- Article
A search condition may be used to justify searches for the purpose of obtaining evidence against a third party providing the search of the probationer was objectively reasonable under the circumstances. (Woods, supra, 21 Cal.4th at pp. 671-72, 675 [even if the "sole" reason for the search was to uncover evidence to be used against the defendant, the officer had an objectively reasonable basis for conducting the probation search].) Thus, the officer's subjective intent to collect evidence against a third party is irrelevant where the officer's conduct is objectively reasonable under applicable standards. (Id. at pp. 680-681.) It will not be upheld if undertaken in a "harassing or unreasonable manner" (id. at p. 682) or if undertaken for an "arbitrary or capricious" reason. (People v. Bravo (1987) 43 Cal.3d 600, 610; see also People v. Cervantes (2002) 103 Cal.App.4th 1404, 1408 ["A search is a form of harassment when its motivation is mere whim or caprice"]; In re Anthony S. (1992) 4 Cal.App.4th 1000, 1004 [contrasting personal animosity with a desire to enforce the law].)

Defendant argues that authorities violated his Fourth Amendment rights when they entered his house without a warrant because they did not know with a sufficient degree of certainty that one or more probationers subject to search lived there and that the police were looking for evidence against a third party and thus the search was not related to the "purposes of probation."

Defendant also argued the inapplicability of the exigent circumstances exception to the need for a search warrant on the basis that police lack probable cause and that any alleged exigency was caused by the police's conduct.

Substantial evidence supports the trial courts findings of fact, and based upon those findings, that the police had an objectively reasonable belief that one or more probationers who had agreed to a search condition lived at the address in question and acted reasonably pursuant to legitimate law enforcement purposes in conducting the search.

- Written tasks
1: Answer these questions about the passage on probation searches:
(a) In what manner, or for what kind of reason, will a probation search not be upheld?
(b) Which exception to the need for a search warrant did Defendant argue was inapplicable?
(c) According to the bracketed quotation from People v. Cervantes, when is a search a form of harassment?
2: Reproduce the probation search passage word for word, from "Defendant argues that" up to and including "the police's conduct.".
Rely only on the text for what follows.

- Records shown
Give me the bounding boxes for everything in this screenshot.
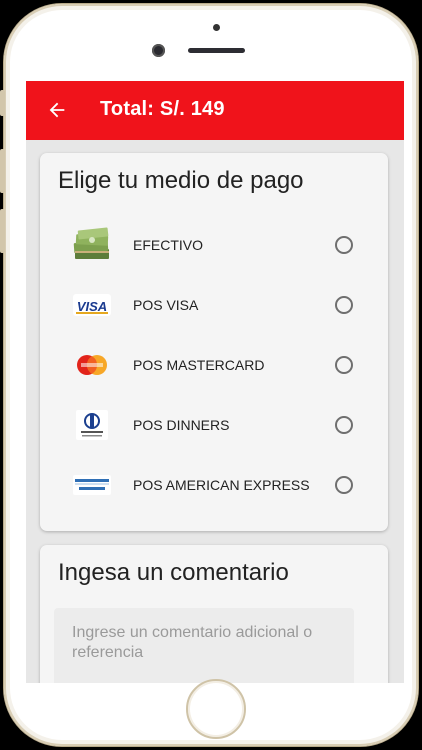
proximity-sensor <box>213 24 220 31</box>
radio-button[interactable] <box>335 356 353 374</box>
payment-method-heading: Elige tu medio de pago <box>58 167 304 194</box>
diners-club-icon <box>76 410 108 440</box>
payment-option-label: POS MASTERCARD <box>133 357 265 373</box>
earpiece-speaker <box>188 48 245 53</box>
phone-mute-switch <box>0 90 5 116</box>
payment-option-label: EFECTIVO <box>133 237 204 253</box>
comment-heading: Ingesa un comentario <box>58 559 289 586</box>
radio-button[interactable] <box>335 416 353 434</box>
mastercard-icon <box>77 355 107 375</box>
app-screen: Total: S/. 149 Elige tu medio de pago EF… <box>26 81 404 683</box>
order-total-title: Total: S/. 149 <box>100 98 225 120</box>
home-button[interactable] <box>186 679 246 739</box>
visa-icon: VISA <box>73 294 111 316</box>
comment-card: Ingesa un comentario <box>40 545 388 683</box>
comment-input[interactable] <box>72 623 357 678</box>
cash-icon <box>73 227 109 259</box>
payment-option-label: POS DINNERS <box>133 417 230 433</box>
payment-option-pos-mastercard[interactable]: POS MASTERCARD <box>72 341 392 389</box>
radio-button[interactable] <box>335 296 353 314</box>
payment-option-pos-dinners[interactable]: POS DINNERS <box>72 401 392 449</box>
phone-frame: Total: S/. 149 Elige tu medio de pago EF… <box>0 4 418 746</box>
front-camera <box>152 44 165 57</box>
american-express-icon <box>73 475 111 495</box>
payment-option-label: POS AMERICAN EXPRESS <box>133 477 310 493</box>
phone-volume-up <box>0 149 5 193</box>
phone-volume-down <box>0 209 5 253</box>
app-bar: Total: S/. 149 <box>26 81 404 140</box>
arrow-left-icon[interactable] <box>46 99 68 121</box>
radio-button[interactable] <box>335 476 353 494</box>
payment-option-pos-american-express[interactable]: POS AMERICAN EXPRESS <box>72 461 392 509</box>
radio-button[interactable] <box>335 236 353 254</box>
payment-option-efectivo[interactable]: EFECTIVO <box>72 221 392 269</box>
payment-option-pos-visa[interactable]: VISA POS VISA <box>72 281 392 329</box>
payment-method-card: Elige tu medio de pago EFECTIVO VISA POS… <box>40 153 388 531</box>
payment-option-label: POS VISA <box>133 297 199 313</box>
svg-text:VISA: VISA <box>77 299 107 314</box>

- Results for each task
1:
(a) A probation search will not be upheld if it is undertaken in a "harassing or unreasonable manner" or for an "arbitrary or capricious" reason.
(b) Defendant argued that the exigent circumstances exception was inapplicable.
(c) A search is a form of harassment "when its motivation is mere whim or caprice."

2:
Defendant argues that authorities violated his Fourth Amendment rights when they entered his house without a warrant because they did not know with a sufficient degree of certainty that one or more probationers subject to search lived there and that the police were looking for evidence against a third party and thus the search was not related to the "purposes of probation."

Defendant also argued the inapplicability of the exigent circumstances exception to the need for a search warrant on the basis that police lack probable cause and that any alleged exigency was caused by the police's conduct.